--- START ---

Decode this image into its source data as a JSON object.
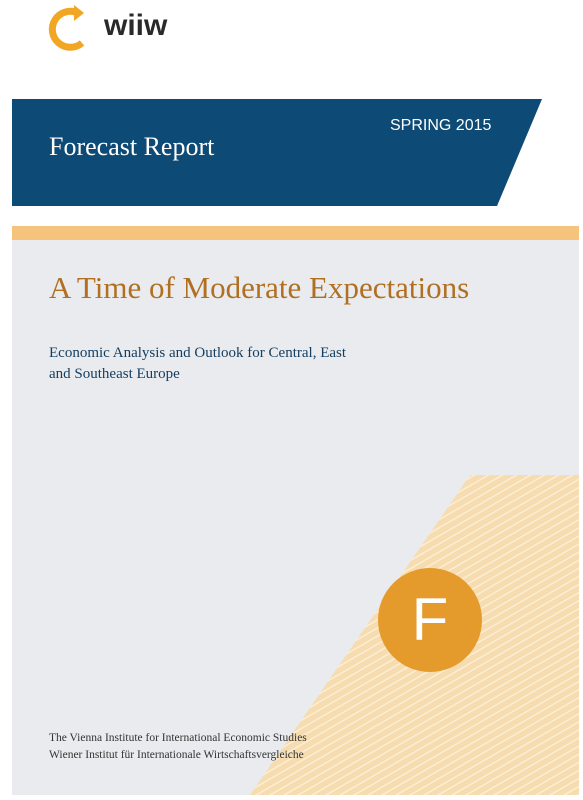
{
  "logo": {
    "brand": "wiiw",
    "icon": "wiiw-logo-mark",
    "color": "#f2a623"
  },
  "banner": {
    "series": "Forecast Report",
    "season": "SPRING 2015",
    "color": "#0d4a75"
  },
  "report": {
    "title": "A Time of Moderate Expectations",
    "subtitle_line1": "Economic Analysis and Outlook for Central, East",
    "subtitle_line2": "and Southeast Europe",
    "badge_letter": "F"
  },
  "publisher": {
    "line1": "The Vienna Institute for International Economic Studies",
    "line2": "Wiener Institut für Internationale Wirtschaftsvergleiche"
  },
  "colors": {
    "accent_gold": "#f5c37c",
    "title_brown": "#b06f21",
    "badge_orange": "#e59a2c",
    "panel_grey": "#e9ebee"
  }
}
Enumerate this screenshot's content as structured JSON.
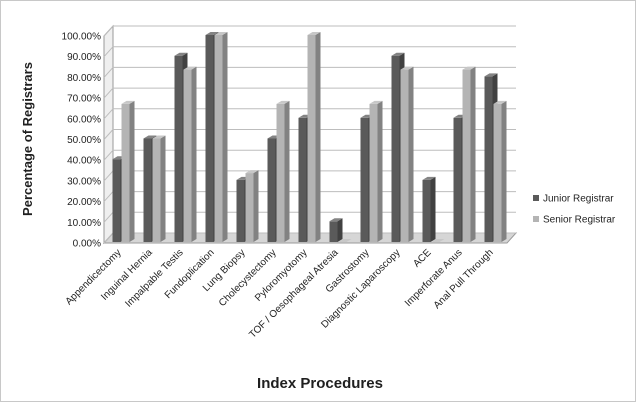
{
  "chart_data": {
    "type": "bar",
    "title": "",
    "xlabel": "Index Procedures",
    "ylabel": "Percentage of Registrars",
    "ylim": [
      0,
      100
    ],
    "yticks": [
      "0.00%",
      "10.00%",
      "20.00%",
      "30.00%",
      "40.00%",
      "50.00%",
      "60.00%",
      "70.00%",
      "80.00%",
      "90.00%",
      "100.00%"
    ],
    "categories": [
      "Appendicectomy",
      "Inguinal Hernia",
      "Impalpable Testis",
      "Fundoplication",
      "Lung Biopsy",
      "Cholecystectomy",
      "Pyloromyotomy",
      "TOF / Oesophageal Atresia",
      "Gastrostomy",
      "Diagnostic Laparoscopy",
      "ACE",
      "Imperforate Anus",
      "Anal Pull Through"
    ],
    "series": [
      {
        "name": "Junior Registrar",
        "color": "#5a5a5a",
        "values": [
          40,
          50,
          90,
          100,
          30,
          50,
          60,
          10,
          60,
          90,
          30,
          60,
          80
        ]
      },
      {
        "name": "Senior Registrar",
        "color": "#b4b4b4",
        "values": [
          66.7,
          50,
          83.3,
          100,
          33.3,
          66.7,
          100,
          0,
          66.7,
          83.3,
          0,
          83.3,
          66.7
        ]
      }
    ],
    "grid": true,
    "legend_position": "right",
    "style": "3d"
  }
}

--- END ---

■ **WHAT TO PRODUCE**
Each entry shown above must be quoted exactly, with its pictures left out.

■ **EXERCISE OUTPUT**
Decode this image into its source data as a JSON object.
{
  "logo": {
    "brand": "wiiw",
    "icon": "wiiw-logo-mark",
    "color": "#f2a623"
  },
  "banner": {
    "series": "Forecast Report",
    "season": "SPRING 2015",
    "color": "#0d4a75"
  },
  "report": {
    "title": "A Time of Moderate Expectations",
    "subtitle_line1": "Economic Analysis and Outlook for Central, East",
    "subtitle_line2": "and Southeast Europe",
    "badge_letter": "F"
  },
  "publisher": {
    "line1": "The Vienna Institute for International Economic Studies",
    "line2": "Wiener Institut für Internationale Wirtschaftsvergleiche"
  },
  "colors": {
    "accent_gold": "#f5c37c",
    "title_brown": "#b06f21",
    "badge_orange": "#e59a2c",
    "panel_grey": "#e9ebee"
  }
}
Enumerate this screenshot's content as structured JSON.
{
  "chart_data": {
    "type": "bar",
    "title": "",
    "xlabel": "Index Procedures",
    "ylabel": "Percentage of Registrars",
    "ylim": [
      0,
      100
    ],
    "yticks": [
      "0.00%",
      "10.00%",
      "20.00%",
      "30.00%",
      "40.00%",
      "50.00%",
      "60.00%",
      "70.00%",
      "80.00%",
      "90.00%",
      "100.00%"
    ],
    "categories": [
      "Appendicectomy",
      "Inguinal Hernia",
      "Impalpable Testis",
      "Fundoplication",
      "Lung Biopsy",
      "Cholecystectomy",
      "Pyloromyotomy",
      "TOF / Oesophageal Atresia",
      "Gastrostomy",
      "Diagnostic Laparoscopy",
      "ACE",
      "Imperforate Anus",
      "Anal Pull Through"
    ],
    "series": [
      {
        "name": "Junior Registrar",
        "color": "#5a5a5a",
        "values": [
          40,
          50,
          90,
          100,
          30,
          50,
          60,
          10,
          60,
          90,
          30,
          60,
          80
        ]
      },
      {
        "name": "Senior Registrar",
        "color": "#b4b4b4",
        "values": [
          66.7,
          50,
          83.3,
          100,
          33.3,
          66.7,
          100,
          0,
          66.7,
          83.3,
          0,
          83.3,
          66.7
        ]
      }
    ],
    "grid": true,
    "legend_position": "right",
    "style": "3d"
  }
}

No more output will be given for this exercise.